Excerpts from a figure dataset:
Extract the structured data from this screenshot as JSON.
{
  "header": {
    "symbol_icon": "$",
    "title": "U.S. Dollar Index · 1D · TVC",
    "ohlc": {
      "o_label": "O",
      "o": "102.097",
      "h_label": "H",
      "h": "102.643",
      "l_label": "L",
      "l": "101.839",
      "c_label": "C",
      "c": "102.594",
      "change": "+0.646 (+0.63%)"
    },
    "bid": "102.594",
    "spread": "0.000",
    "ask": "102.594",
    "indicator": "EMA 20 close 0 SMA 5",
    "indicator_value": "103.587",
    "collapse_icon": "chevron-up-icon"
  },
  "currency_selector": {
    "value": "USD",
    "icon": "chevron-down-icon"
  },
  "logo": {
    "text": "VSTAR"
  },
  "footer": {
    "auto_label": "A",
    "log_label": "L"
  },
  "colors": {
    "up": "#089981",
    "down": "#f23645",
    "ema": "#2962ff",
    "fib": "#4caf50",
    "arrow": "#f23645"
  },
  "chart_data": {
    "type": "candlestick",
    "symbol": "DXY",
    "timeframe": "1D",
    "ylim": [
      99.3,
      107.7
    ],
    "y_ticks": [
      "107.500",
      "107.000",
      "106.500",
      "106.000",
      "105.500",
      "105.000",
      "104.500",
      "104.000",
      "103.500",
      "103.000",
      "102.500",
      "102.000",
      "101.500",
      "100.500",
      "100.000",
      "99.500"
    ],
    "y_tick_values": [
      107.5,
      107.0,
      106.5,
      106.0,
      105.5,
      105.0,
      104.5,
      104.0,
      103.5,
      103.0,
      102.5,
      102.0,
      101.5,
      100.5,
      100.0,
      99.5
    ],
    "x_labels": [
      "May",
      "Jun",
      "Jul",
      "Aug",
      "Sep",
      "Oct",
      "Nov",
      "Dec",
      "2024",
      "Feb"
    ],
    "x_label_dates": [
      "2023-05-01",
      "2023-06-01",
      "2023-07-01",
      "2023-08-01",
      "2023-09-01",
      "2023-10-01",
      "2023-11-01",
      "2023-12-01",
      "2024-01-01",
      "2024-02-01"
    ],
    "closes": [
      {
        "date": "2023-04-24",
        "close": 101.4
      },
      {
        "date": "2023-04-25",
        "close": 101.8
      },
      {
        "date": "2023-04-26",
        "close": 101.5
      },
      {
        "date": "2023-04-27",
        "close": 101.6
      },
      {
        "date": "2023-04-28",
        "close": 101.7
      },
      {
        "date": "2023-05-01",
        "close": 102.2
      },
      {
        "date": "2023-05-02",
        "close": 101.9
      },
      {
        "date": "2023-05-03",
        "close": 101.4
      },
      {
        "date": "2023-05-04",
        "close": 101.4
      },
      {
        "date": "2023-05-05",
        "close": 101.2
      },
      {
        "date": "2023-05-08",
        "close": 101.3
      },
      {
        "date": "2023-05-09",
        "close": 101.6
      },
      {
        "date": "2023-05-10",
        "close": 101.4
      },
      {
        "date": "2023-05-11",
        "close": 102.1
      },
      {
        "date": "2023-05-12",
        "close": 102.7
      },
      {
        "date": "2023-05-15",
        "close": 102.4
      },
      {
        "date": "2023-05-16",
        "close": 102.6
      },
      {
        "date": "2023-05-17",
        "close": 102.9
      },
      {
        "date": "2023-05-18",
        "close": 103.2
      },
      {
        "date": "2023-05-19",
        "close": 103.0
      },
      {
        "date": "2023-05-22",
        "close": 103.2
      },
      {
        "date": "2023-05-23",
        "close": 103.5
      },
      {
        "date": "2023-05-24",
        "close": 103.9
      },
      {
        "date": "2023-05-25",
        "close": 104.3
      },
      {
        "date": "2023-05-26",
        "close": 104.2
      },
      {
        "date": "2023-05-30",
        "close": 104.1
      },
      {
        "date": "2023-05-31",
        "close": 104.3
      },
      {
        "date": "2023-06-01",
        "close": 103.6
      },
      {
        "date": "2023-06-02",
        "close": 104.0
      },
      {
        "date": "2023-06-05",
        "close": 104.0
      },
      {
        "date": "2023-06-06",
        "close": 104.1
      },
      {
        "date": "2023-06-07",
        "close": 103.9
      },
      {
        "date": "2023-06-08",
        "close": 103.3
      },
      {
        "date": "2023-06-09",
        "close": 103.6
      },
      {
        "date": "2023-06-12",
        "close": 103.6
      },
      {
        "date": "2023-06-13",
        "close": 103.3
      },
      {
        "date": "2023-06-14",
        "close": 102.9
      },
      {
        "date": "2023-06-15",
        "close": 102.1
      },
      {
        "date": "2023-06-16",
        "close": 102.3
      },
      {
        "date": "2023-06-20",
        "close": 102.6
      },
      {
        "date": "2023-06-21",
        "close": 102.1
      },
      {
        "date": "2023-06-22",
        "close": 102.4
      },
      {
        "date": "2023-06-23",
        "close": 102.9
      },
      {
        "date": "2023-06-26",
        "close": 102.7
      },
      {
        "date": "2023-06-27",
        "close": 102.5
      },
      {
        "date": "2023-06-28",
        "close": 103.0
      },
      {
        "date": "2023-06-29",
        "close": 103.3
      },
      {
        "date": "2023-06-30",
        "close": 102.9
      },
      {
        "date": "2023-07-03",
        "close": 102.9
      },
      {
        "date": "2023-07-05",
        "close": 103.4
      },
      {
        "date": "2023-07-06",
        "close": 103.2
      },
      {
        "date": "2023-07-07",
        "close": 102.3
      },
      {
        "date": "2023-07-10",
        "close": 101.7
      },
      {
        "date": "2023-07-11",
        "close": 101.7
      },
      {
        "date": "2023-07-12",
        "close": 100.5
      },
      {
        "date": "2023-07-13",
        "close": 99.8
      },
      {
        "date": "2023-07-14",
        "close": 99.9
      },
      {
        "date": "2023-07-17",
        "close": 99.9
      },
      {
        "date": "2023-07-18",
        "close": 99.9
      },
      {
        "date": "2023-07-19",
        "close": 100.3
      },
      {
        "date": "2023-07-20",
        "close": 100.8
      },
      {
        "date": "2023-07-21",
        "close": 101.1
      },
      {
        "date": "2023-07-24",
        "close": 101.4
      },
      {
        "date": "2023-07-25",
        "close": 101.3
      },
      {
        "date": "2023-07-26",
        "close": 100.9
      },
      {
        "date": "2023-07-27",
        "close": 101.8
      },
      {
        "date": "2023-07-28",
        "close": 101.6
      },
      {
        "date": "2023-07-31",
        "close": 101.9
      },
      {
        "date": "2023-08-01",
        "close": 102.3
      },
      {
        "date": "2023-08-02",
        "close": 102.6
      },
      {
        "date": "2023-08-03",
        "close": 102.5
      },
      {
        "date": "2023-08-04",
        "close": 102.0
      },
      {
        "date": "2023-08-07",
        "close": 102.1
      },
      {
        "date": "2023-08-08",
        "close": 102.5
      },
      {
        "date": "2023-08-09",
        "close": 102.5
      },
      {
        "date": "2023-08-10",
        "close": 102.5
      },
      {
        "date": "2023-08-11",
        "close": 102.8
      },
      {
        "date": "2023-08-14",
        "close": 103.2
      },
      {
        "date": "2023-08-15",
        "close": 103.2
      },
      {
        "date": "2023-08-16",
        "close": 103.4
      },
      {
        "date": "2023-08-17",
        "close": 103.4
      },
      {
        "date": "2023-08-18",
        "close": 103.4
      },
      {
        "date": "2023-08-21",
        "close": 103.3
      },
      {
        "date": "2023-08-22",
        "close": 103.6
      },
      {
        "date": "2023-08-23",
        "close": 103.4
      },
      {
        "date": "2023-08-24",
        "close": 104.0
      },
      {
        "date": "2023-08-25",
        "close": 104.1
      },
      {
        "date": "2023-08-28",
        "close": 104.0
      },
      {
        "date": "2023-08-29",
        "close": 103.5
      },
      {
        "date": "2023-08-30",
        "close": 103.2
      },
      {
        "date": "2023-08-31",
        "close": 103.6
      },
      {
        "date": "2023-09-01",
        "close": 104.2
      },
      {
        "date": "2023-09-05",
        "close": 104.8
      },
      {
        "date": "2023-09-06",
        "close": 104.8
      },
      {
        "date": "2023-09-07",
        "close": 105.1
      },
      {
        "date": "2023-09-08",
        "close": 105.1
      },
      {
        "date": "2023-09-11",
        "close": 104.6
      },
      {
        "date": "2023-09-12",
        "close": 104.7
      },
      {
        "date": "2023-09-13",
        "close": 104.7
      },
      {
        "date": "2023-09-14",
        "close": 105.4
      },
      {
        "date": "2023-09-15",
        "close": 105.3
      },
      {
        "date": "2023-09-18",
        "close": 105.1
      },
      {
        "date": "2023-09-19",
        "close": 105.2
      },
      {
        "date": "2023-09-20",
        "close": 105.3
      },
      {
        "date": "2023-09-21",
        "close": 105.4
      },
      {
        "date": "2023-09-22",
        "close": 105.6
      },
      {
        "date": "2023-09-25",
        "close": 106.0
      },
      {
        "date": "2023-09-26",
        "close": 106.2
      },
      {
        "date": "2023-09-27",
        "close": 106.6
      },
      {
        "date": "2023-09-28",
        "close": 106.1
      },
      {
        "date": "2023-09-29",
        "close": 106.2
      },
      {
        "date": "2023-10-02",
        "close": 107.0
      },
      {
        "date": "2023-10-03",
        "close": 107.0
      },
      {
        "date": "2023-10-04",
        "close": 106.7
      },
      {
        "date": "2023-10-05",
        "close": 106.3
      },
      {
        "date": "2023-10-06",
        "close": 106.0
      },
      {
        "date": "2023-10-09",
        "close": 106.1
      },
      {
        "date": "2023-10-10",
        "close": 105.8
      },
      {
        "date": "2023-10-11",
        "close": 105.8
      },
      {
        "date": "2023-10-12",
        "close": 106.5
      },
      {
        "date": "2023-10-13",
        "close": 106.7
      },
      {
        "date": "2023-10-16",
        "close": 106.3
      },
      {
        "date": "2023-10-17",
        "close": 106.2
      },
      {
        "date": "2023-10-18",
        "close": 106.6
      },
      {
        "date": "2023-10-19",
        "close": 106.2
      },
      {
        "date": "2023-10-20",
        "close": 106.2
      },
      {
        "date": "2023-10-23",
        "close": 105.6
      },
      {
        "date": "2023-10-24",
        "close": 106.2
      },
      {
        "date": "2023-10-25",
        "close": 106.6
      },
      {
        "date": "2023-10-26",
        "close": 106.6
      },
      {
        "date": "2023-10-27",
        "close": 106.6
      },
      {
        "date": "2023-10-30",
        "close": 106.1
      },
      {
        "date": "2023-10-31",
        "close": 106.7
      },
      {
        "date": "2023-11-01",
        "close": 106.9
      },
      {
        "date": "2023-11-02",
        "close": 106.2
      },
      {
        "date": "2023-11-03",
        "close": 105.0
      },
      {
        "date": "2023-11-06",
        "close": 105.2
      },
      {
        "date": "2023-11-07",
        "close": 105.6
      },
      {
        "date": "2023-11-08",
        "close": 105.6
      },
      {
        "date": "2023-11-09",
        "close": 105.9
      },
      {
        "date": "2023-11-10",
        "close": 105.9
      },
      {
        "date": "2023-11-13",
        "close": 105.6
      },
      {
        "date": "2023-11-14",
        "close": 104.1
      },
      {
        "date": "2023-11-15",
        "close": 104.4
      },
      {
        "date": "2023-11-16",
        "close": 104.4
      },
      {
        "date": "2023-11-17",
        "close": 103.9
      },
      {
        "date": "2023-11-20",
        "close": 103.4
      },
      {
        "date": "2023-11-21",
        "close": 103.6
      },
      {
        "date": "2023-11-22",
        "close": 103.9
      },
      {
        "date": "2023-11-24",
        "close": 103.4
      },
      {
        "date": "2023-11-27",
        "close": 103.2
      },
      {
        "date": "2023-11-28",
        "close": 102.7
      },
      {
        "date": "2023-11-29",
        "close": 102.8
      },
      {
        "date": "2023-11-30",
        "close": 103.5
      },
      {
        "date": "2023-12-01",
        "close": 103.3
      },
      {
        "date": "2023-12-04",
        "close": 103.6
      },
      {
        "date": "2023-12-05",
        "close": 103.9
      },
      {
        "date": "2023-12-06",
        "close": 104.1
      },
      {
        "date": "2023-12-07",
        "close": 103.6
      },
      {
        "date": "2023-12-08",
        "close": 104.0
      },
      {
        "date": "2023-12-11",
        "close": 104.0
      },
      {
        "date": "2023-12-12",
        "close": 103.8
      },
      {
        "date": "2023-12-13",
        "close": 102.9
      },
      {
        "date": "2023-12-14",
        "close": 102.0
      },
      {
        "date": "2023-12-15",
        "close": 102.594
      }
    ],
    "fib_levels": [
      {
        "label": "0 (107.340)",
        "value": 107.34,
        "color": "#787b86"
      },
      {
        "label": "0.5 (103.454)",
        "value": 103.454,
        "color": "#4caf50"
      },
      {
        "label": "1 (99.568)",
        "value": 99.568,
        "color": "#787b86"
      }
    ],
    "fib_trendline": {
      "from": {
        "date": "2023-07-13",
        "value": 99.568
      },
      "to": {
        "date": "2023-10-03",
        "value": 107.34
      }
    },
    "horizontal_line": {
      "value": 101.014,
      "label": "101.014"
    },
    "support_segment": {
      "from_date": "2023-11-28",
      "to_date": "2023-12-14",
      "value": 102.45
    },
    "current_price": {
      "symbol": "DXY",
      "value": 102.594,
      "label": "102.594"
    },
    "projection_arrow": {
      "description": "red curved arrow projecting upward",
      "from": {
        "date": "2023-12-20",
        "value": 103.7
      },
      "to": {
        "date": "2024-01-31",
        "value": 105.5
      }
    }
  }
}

▶ [Requirements] Work out how many lines of the listing above include "chevron". Answer with the number and nothing more.

▶ [Answer to this exercise] 2